Goal » Every line with the string "ozuqa" should be gathered.

(Saved entries)

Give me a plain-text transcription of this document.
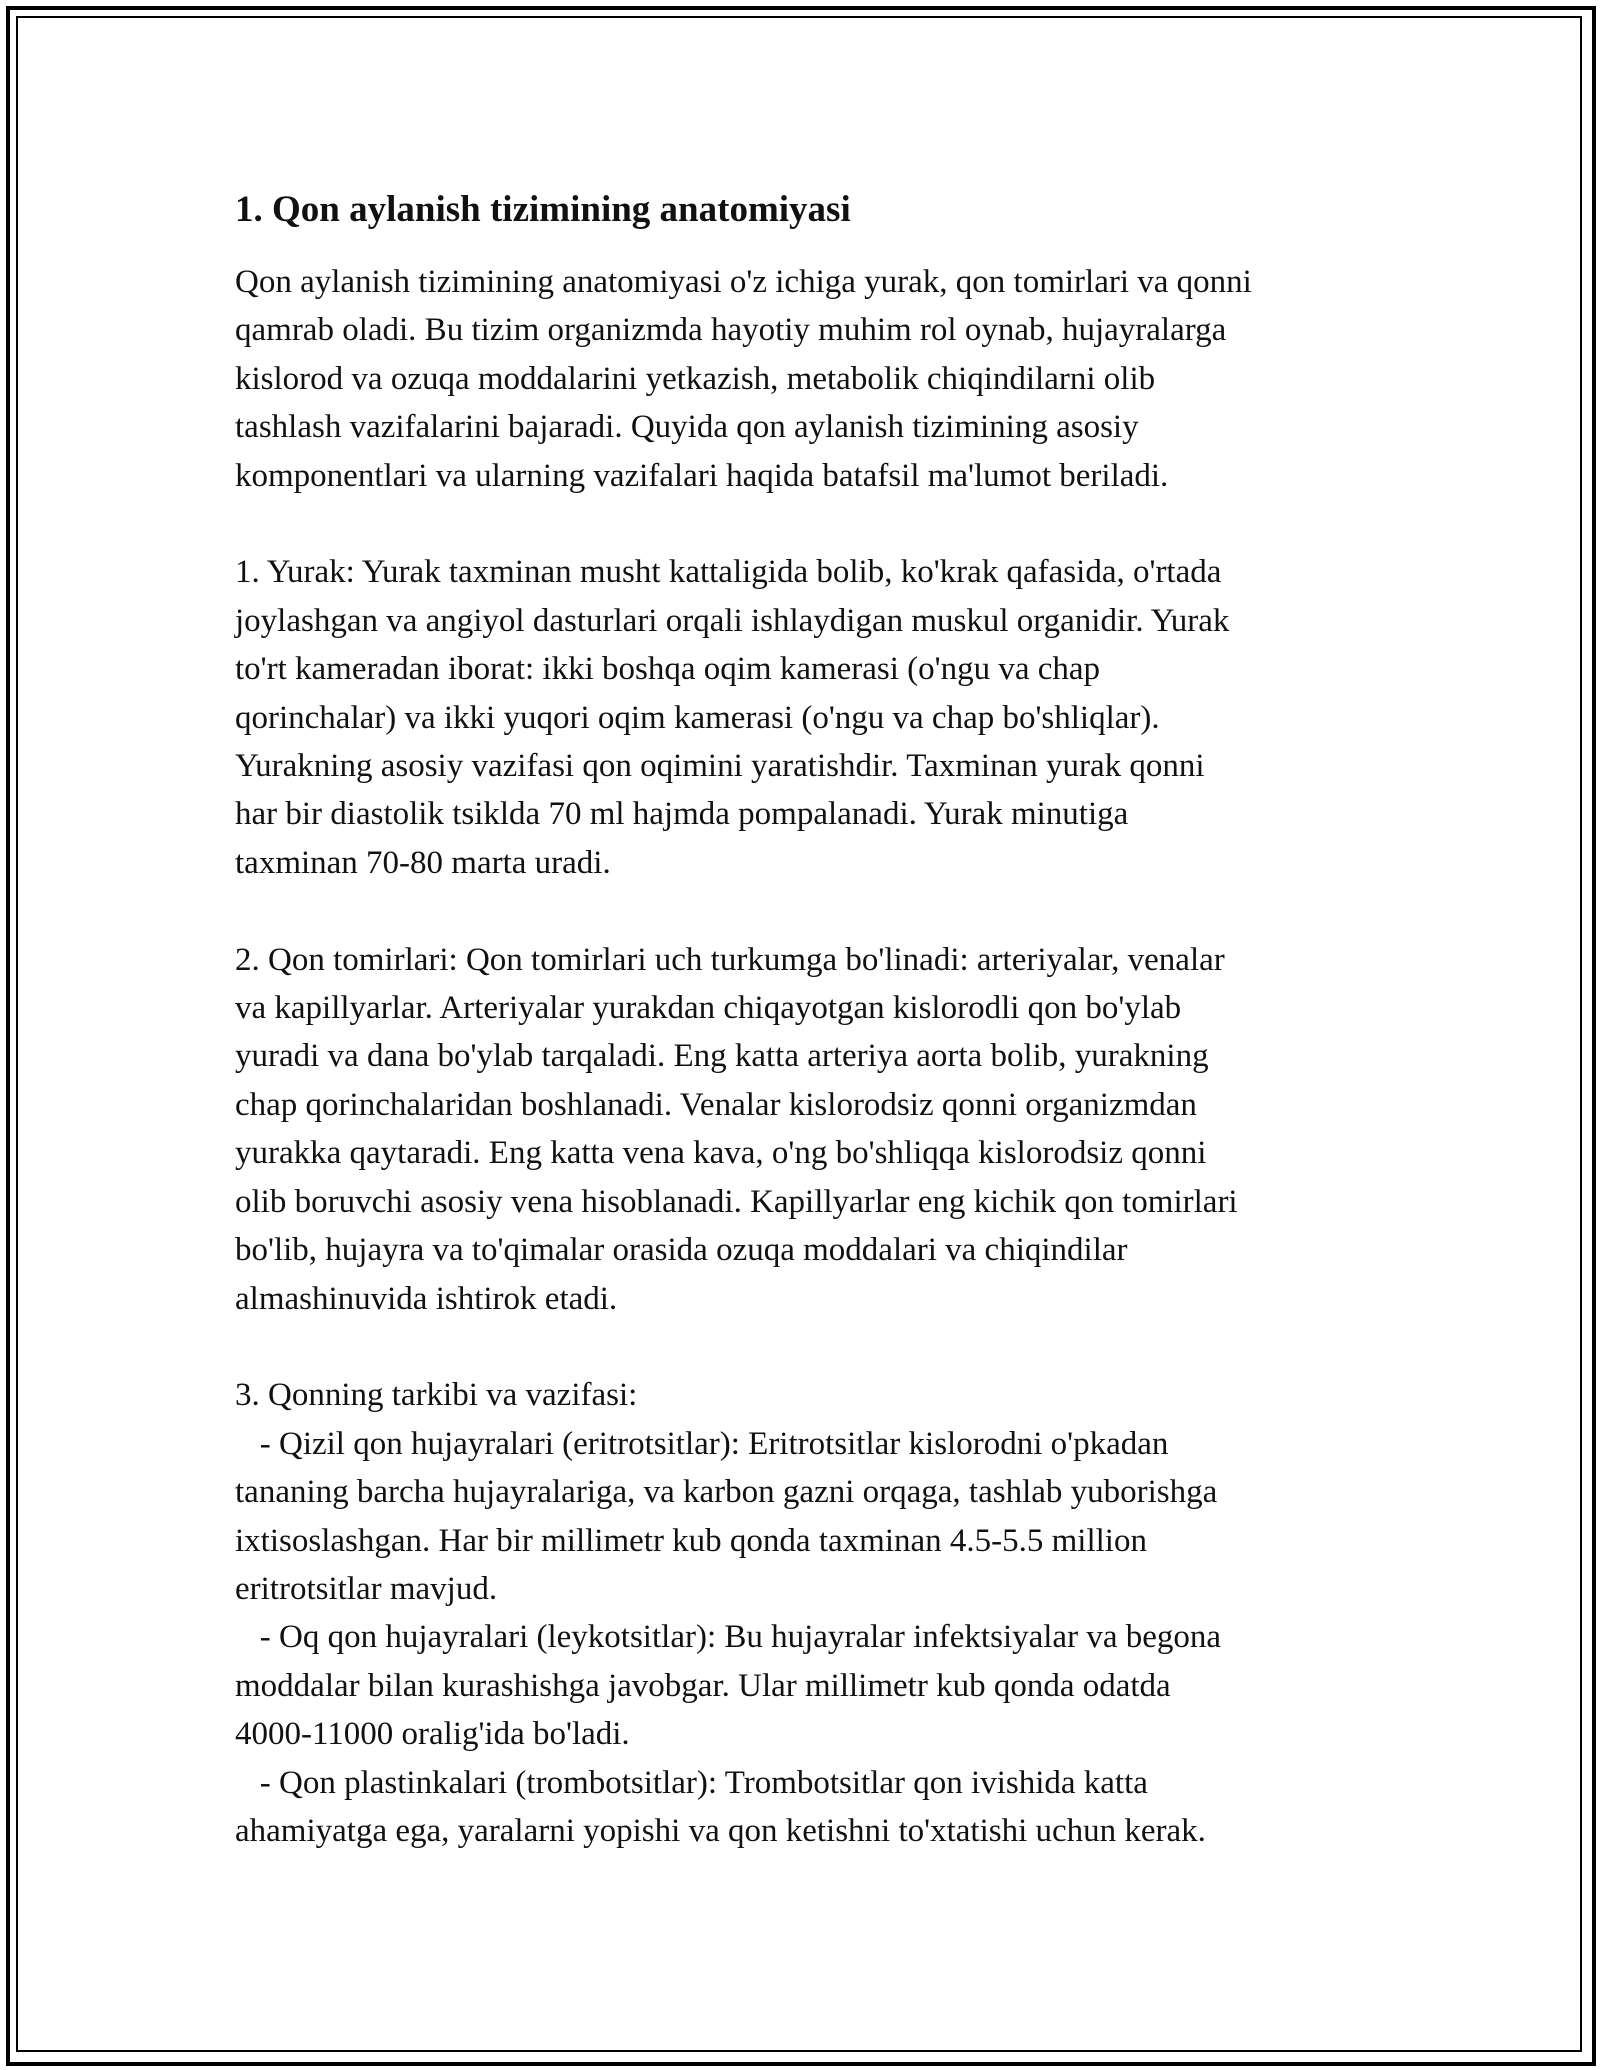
1. Qon aylanish tizimining anatomiyasi
Qon aylanish tizimining anatomiyasi o'z ichiga yurak, qon tomirlari va qonni
qamrab oladi. Bu tizim organizmda hayotiy muhim rol oynab, hujayralarga
kislorod va ozuqa moddalarini yetkazish, metabolik chiqindilarni olib
tashlash vazifalarini bajaradi. Quyida qon aylanish tizimining asosiy
komponentlari va ularning vazifalari haqida batafsil ma'lumot beriladi.
1. Yurak: Yurak taxminan musht kattaligida bolib, ko'krak qafasida, o'rtada
joylashgan va angiyol dasturlari orqali ishlaydigan muskul organidir. Yurak
to'rt kameradan iborat: ikki boshqa oqim kamerasi (o'ngu va chap
qorinchalar) va ikki yuqori oqim kamerasi (o'ngu va chap bo'shliqlar).
Yurakning asosiy vazifasi qon oqimini yaratishdir. Taxminan yurak qonni
har bir diastolik tsiklda 70 ml hajmda pompalanadi. Yurak minutiga
taxminan 70-80 marta uradi.
2. Qon tomirlari: Qon tomirlari uch turkumga bo'linadi: arteriyalar, venalar
va kapillyarlar. Arteriyalar yurakdan chiqayotgan kislorodli qon bo'ylab
yuradi va dana bo'ylab tarqaladi. Eng katta arteriya aorta bolib, yurakning
chap qorinchalaridan boshlanadi. Venalar kislorodsiz qonni organizmdan
yurakka qaytaradi. Eng katta vena kava, o'ng bo'shliqqa kislorodsiz qonni
olib boruvchi asosiy vena hisoblanadi. Kapillyarlar eng kichik qon tomirlari
bo'lib, hujayra va to'qimalar orasida ozuqa moddalari va chiqindilar
almashinuvida ishtirok etadi.
3. Qonning tarkibi va vazifasi:
- Qizil qon hujayralari (eritrotsitlar): Eritrotsitlar kislorodni o'pkadan
tananing barcha hujayralariga, va karbon gazni orqaga, tashlab yuborishga
ixtisoslashgan. Har bir millimetr kub qonda taxminan 4.5-5.5 million
eritrotsitlar mavjud.
- Oq qon hujayralari (leykotsitlar): Bu hujayralar infektsiyalar va begona
moddalar bilan kurashishga javobgar. Ular millimetr kub qonda odatda
4000-11000 oralig'ida bo'ladi.
- Qon plastinkalari (trombotsitlar): Trombotsitlar qon ivishida katta
ahamiyatga ega, yaralarni yopishi va qon ketishni to'xtatishi uchun kerak.
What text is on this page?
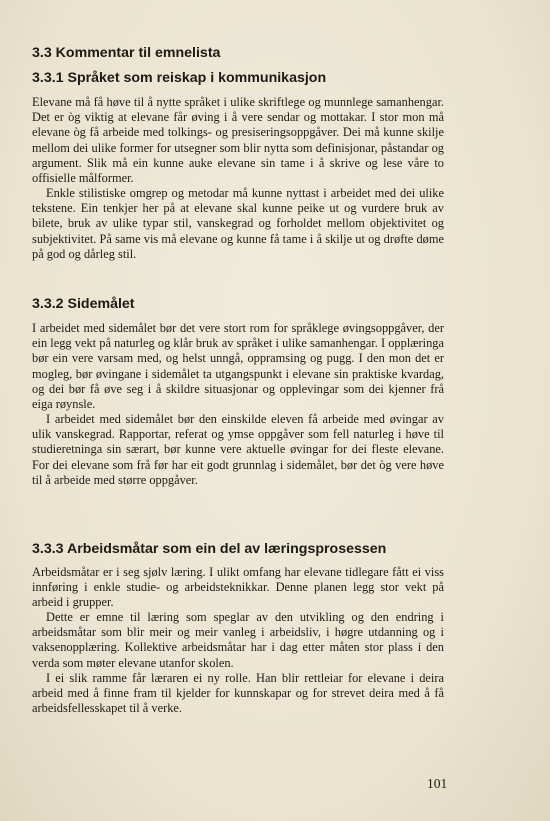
3.3 Kommentar til emnelista
3.3.1 Språket som reiskap i kommunikasjon

Elevane må få høve til å nytte språket i ulike skriftlege og munnlege samanhengar. Det er òg viktig at elevane får øving i å vere sendar og mottakar. I stor mon må elevane òg få arbeide med tolkings- og presiseringsoppgåver. Dei må kunne skilje mellom dei ulike former for utsegner som blir nytta som definisjonar, påstandar og argument. Slik må ein kunne auke elevane sin tame i å skrive og lese våre to offisielle målformer.

Enkle stilistiske omgrep og metodar må kunne nyttast i arbeidet med dei ulike tekstene. Ein tenkjer her på at elevane skal kunne peike ut og vurdere bruk av bilete, bruk av ulike typar stil, vanskegrad og forholdet mellom objektivitet og subjektivitet. På same vis må elevane og kunne få tame i å skilje ut og drøfte døme på god og dårleg stil.

3.3.2 Sidemålet

I arbeidet med sidemålet bør det vere stort rom for språklege øvingsoppgåver, der ein legg vekt på naturleg og klår bruk av språket i ulike samanhengar. I opplæringa bør ein vere varsam med, og helst unngå, oppramsing og pugg. I den mon det er mogleg, bør øvingane i sidemålet ta utgangspunkt i elevane sin praktiske kvardag, og dei bør få øve seg i å skildre situasjonar og opplevingar som dei kjenner frå eiga røynsle.

I arbeidet med sidemålet bør den einskilde eleven få arbeide med øvingar av ulik vanskegrad. Rapportar, referat og ymse oppgåver som fell naturleg i høve til studieretninga sin særart, bør kunne vere aktuelle øvingar for dei fleste elevane. For dei elevane som frå før har eit godt grunnlag i sidemålet, bør det òg vere høve til å arbeide med større oppgåver.

3.3.3 Arbeidsmåtar som ein del av læringsprosessen

Arbeidsmåtar er i seg sjølv læring. I ulikt omfang har elevane tidlegare fått ei viss innføring i enkle studie- og arbeidsteknikkar. Denne planen legg stor vekt på arbeid i grupper.

Dette er emne til læring som speglar av den utvikling og den endring i arbeidsmåtar som blir meir og meir vanleg i arbeidsliv, i høgre utdanning og i vaksenopplæring. Kollektive arbeidsmåtar har i dag etter måten stor plass i den verda som møter elevane utanfor skolen.

I ei slik ramme får læraren ei ny rolle. Han blir rettleiar for elevane i deira arbeid med å finne fram til kjelder for kunnskapar og for strevet deira med å få arbeidsfellesskapet til å verke.

101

Answer to this problem »
kislorod va ozuqa moddalarini yetkazish, metabolik chiqindilarni olib
bo'lib, hujayra va to'qimalar orasida ozuqa moddalari va chiqindilar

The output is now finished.